* [EXERCISE INSTRUCTIONS]
Omit every picture and return the rest of the data unaltered.

* [DATA FOR THIS EXERCISE]
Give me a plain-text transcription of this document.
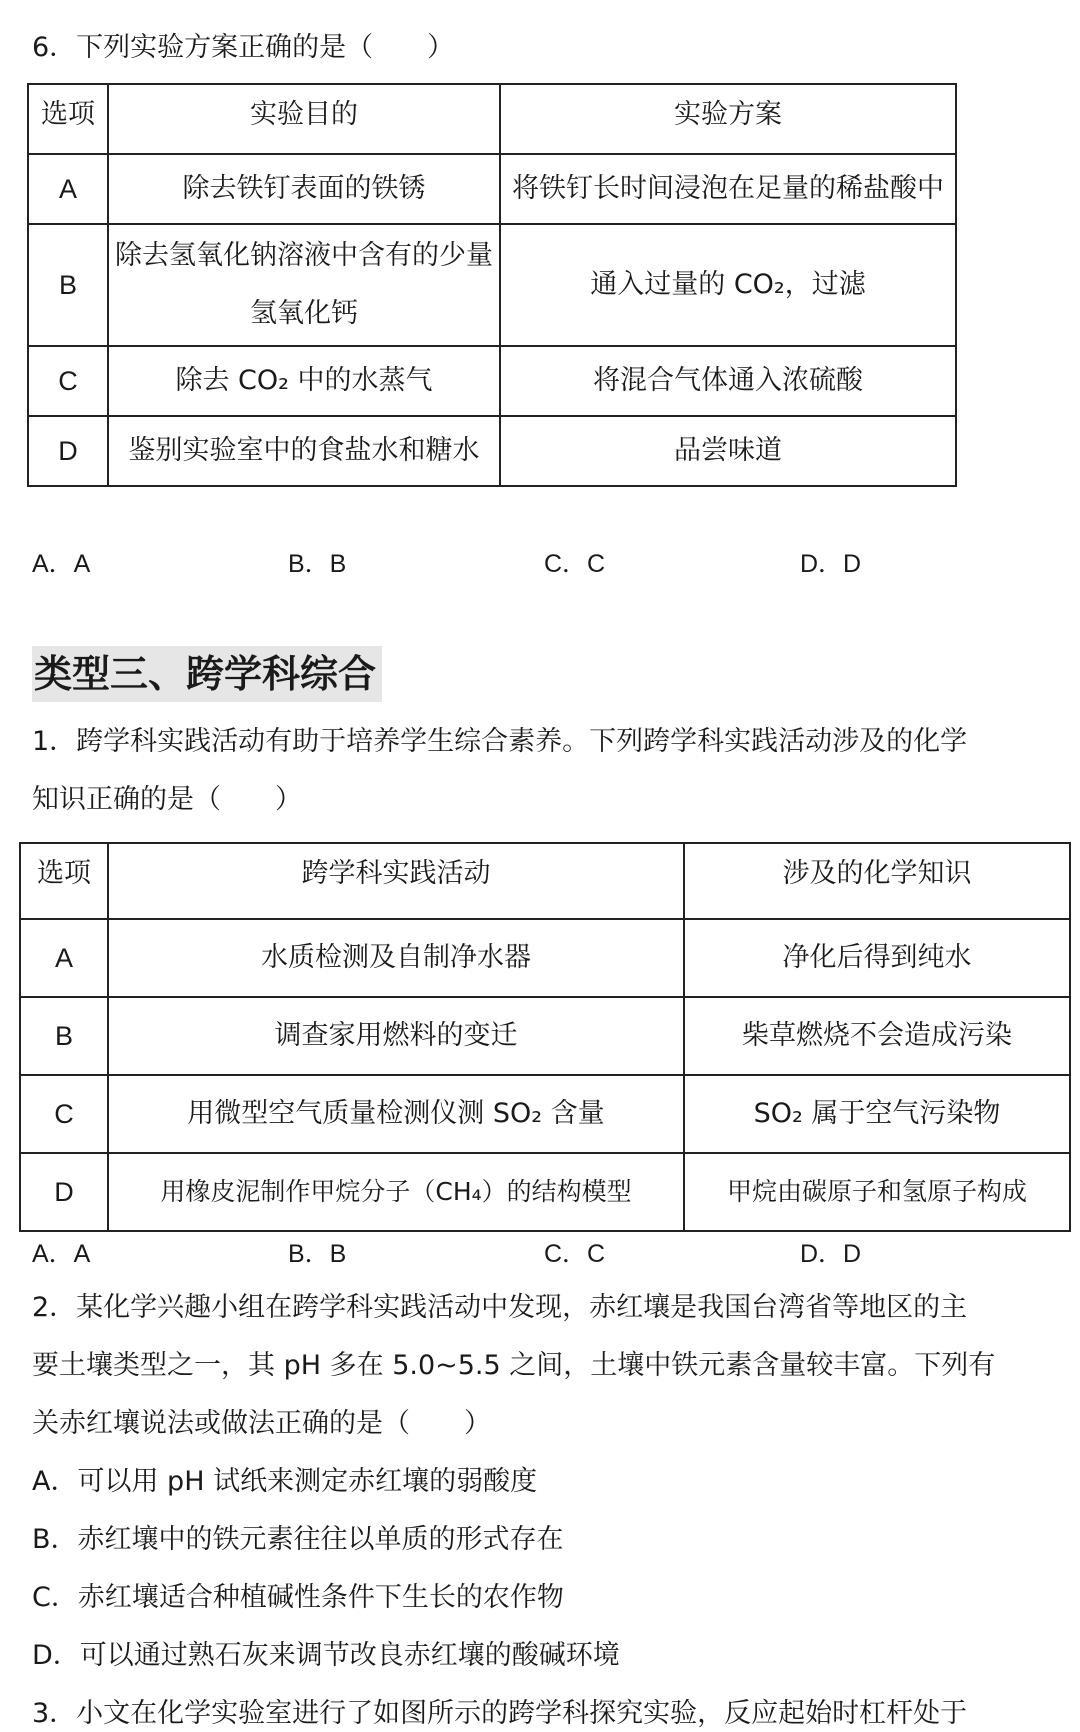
6．下列实验方案正确的是（　　）
选项	实验目的	实验方案
A	除去铁钉表面的铁锈	将铁钉长时间浸泡在足量的稀盐酸中
B	除去氢氧化钠溶液中含有的少量氢氧化钙	通入过量的 CO₂，过滤
C	除去 CO₂ 中的水蒸气	将混合气体通入浓硫酸
D	鉴别实验室中的食盐水和糖水	品尝味道
A．A	B．B	C．C	D．D
类型三、跨学科综合
1．跨学科实践活动有助于培养学生综合素养。下列跨学科实践活动涉及的化学
知识正确的是（　　）
选项	跨学科实践活动	涉及的化学知识
A	水质检测及自制净水器	净化后得到纯水
B	调查家用燃料的变迁	柴草燃烧不会造成污染
C	用微型空气质量检测仪测 SO₂ 含量	SO₂ 属于空气污染物
D	用橡皮泥制作甲烷分子（CH₄）的结构模型	甲烷由碳原子和氢原子构成
A．A	B．B	C．C	D．D
2．某化学兴趣小组在跨学科实践活动中发现，赤红壤是我国台湾省等地区的主
要土壤类型之一，其 pH 多在 5.0~5.5 之间，土壤中铁元素含量较丰富。下列有
关赤红壤说法或做法正确的是（　　）
A．可以用 pH 试纸来测定赤红壤的弱酸度
B．赤红壤中的铁元素往往以单质的形式存在
C．赤红壤适合种植碱性条件下生长的农作物
D．可以通过熟石灰来调节改良赤红壤的酸碱环境
3．小文在化学实验室进行了如图所示的跨学科探究实验，反应起始时杠杆处于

* [CORRECT ANSWER]
Give me a plain-text transcription of this document.
6．下列实验方案正确的是（　　）
选项	实验目的	实验方案
A	除去铁钉表面的铁锈	将铁钉长时间浸泡在足量的稀盐酸中
B	除去氢氧化钠溶液中含有的少量氢氧化钙	通入过量的 CO₂，过滤
C	除去 CO₂ 中的水蒸气	将混合气体通入浓硫酸
D	鉴别实验室中的食盐水和糖水	品尝味道
A．A	B．B	C．C	D．D
类型三、跨学科综合
1．跨学科实践活动有助于培养学生综合素养。下列跨学科实践活动涉及的化学
知识正确的是（　　）
选项	跨学科实践活动	涉及的化学知识
A	水质检测及自制净水器	净化后得到纯水
B	调查家用燃料的变迁	柴草燃烧不会造成污染
C	用微型空气质量检测仪测 SO₂ 含量	SO₂ 属于空气污染物
D	用橡皮泥制作甲烷分子（CH₄）的结构模型	甲烷由碳原子和氢原子构成
A．A	B．B	C．C	D．D
2．某化学兴趣小组在跨学科实践活动中发现，赤红壤是我国台湾省等地区的主
要土壤类型之一，其 pH 多在 5.0~5.5 之间，土壤中铁元素含量较丰富。下列有
关赤红壤说法或做法正确的是（　　）
A．可以用 pH 试纸来测定赤红壤的弱酸度
B．赤红壤中的铁元素往往以单质的形式存在
C．赤红壤适合种植碱性条件下生长的农作物
D．可以通过熟石灰来调节改良赤红壤的酸碱环境
3．小文在化学实验室进行了如图所示的跨学科探究实验，反应起始时杠杆处于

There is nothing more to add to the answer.